▶ _Stated exercise_: Note how many lines include the word "this", and give that number by itself.

▶ _Source data_:
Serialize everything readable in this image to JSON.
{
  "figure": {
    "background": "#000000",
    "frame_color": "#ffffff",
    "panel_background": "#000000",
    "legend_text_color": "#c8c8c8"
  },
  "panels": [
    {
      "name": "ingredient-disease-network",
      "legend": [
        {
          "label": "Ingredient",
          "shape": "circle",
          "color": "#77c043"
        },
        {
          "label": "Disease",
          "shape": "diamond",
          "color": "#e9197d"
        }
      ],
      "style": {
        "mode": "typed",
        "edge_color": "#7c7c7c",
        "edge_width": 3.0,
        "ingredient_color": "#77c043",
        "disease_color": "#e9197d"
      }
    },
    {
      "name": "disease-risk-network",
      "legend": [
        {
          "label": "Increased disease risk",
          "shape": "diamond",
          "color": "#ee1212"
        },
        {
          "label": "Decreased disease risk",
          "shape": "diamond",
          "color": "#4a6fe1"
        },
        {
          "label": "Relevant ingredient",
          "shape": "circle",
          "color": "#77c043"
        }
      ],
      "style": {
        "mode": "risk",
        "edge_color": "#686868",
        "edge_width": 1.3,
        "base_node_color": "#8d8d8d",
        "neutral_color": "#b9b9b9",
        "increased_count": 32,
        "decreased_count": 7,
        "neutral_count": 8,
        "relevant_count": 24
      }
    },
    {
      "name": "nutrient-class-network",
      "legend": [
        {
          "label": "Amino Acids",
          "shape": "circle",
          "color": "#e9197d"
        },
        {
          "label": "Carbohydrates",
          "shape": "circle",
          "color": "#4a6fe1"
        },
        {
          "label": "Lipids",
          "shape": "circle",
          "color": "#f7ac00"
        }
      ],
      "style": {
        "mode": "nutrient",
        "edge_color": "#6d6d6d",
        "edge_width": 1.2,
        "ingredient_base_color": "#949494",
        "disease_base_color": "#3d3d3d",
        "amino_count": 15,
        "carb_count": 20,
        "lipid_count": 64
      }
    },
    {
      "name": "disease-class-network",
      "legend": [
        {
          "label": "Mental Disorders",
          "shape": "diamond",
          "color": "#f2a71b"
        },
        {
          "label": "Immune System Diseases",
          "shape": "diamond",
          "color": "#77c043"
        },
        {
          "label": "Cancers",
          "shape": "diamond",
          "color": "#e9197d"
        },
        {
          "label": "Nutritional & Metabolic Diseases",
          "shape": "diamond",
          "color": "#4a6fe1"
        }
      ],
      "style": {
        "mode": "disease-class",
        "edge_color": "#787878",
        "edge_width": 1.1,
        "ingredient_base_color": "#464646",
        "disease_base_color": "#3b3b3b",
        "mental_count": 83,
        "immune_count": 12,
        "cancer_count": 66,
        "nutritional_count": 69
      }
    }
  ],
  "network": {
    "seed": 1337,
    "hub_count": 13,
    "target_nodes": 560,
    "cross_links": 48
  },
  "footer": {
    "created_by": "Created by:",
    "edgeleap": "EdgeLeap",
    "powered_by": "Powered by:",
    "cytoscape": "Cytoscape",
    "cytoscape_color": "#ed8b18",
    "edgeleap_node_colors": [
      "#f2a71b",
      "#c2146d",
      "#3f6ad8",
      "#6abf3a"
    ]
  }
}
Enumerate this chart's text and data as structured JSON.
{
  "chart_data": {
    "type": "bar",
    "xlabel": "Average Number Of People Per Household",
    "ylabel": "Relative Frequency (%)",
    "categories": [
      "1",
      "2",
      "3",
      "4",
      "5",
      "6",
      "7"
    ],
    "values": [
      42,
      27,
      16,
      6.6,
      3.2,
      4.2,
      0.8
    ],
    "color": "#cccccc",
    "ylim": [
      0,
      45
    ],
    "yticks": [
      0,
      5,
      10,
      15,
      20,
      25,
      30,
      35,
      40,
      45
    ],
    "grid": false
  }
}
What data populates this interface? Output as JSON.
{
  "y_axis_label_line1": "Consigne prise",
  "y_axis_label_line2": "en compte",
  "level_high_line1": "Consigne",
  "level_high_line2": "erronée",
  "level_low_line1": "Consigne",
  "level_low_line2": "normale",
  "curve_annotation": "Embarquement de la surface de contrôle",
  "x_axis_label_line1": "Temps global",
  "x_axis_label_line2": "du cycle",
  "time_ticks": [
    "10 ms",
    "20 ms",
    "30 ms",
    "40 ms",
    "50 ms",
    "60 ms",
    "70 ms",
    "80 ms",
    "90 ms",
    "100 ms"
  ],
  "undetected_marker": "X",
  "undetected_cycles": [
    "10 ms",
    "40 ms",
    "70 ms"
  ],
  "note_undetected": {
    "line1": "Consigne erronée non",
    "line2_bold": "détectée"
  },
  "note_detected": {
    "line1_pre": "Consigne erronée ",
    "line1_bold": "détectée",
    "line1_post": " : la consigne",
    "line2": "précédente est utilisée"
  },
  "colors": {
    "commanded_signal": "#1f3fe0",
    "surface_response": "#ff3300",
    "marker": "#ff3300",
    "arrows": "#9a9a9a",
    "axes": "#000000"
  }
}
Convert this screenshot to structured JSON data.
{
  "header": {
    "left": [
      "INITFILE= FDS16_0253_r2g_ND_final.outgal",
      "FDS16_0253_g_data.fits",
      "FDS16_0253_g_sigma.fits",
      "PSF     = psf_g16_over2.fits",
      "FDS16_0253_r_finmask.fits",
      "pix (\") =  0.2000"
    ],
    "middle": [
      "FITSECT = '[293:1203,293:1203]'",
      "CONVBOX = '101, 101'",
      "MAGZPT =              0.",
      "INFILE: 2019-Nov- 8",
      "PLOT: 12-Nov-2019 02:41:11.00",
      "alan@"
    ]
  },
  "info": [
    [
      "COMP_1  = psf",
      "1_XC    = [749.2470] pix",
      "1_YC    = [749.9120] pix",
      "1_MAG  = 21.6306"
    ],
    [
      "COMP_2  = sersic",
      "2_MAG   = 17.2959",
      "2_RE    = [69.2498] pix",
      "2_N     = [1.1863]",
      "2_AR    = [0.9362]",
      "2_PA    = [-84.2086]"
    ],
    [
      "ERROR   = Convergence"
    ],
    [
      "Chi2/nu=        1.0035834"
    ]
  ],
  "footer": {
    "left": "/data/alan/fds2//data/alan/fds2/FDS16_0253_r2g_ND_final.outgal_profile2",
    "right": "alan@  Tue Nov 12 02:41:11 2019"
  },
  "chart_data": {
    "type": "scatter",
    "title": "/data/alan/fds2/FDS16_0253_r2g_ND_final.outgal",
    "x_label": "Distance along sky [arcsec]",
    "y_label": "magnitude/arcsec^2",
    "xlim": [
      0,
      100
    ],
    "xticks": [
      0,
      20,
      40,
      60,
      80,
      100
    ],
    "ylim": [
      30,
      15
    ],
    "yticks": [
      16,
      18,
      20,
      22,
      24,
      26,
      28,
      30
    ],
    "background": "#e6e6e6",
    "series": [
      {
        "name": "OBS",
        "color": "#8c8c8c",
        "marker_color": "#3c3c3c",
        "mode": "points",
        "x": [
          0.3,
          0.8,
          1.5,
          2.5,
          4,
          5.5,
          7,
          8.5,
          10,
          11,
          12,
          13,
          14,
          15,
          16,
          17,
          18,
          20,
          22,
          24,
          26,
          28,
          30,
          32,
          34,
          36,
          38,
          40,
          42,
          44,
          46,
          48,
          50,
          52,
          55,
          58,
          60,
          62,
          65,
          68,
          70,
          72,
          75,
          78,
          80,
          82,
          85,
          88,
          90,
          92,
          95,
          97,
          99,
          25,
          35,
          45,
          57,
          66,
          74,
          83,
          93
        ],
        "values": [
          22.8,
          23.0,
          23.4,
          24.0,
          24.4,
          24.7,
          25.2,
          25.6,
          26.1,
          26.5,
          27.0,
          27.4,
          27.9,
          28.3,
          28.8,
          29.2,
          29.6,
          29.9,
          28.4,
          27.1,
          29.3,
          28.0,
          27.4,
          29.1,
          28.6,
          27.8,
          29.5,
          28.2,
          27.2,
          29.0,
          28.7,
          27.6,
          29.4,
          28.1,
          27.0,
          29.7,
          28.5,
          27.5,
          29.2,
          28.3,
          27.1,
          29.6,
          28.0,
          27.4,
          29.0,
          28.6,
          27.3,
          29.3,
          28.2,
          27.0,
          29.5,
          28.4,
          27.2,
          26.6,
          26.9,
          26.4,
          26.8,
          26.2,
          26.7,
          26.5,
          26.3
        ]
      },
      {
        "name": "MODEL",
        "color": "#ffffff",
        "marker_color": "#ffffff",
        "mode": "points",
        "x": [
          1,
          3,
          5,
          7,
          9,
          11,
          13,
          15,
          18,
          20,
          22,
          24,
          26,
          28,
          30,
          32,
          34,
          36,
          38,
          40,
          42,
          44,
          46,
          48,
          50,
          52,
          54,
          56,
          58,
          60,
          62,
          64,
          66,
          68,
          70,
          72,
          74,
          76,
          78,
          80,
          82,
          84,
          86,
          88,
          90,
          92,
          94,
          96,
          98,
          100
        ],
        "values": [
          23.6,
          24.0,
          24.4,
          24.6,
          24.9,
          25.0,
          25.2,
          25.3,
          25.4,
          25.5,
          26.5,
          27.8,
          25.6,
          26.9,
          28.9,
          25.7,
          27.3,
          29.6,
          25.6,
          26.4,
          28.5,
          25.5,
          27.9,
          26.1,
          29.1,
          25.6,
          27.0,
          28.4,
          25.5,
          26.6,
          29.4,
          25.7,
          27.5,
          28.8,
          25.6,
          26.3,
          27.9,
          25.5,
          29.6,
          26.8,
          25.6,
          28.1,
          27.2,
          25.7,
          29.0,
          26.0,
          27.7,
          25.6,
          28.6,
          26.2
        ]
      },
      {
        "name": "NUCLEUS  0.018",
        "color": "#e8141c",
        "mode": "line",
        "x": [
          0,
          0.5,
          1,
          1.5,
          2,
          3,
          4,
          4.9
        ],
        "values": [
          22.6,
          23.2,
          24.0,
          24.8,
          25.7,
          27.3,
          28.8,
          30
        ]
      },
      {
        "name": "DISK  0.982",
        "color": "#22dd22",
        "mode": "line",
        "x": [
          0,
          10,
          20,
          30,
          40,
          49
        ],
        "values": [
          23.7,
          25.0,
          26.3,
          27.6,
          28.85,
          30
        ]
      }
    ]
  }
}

▶ _Solved problem_: 4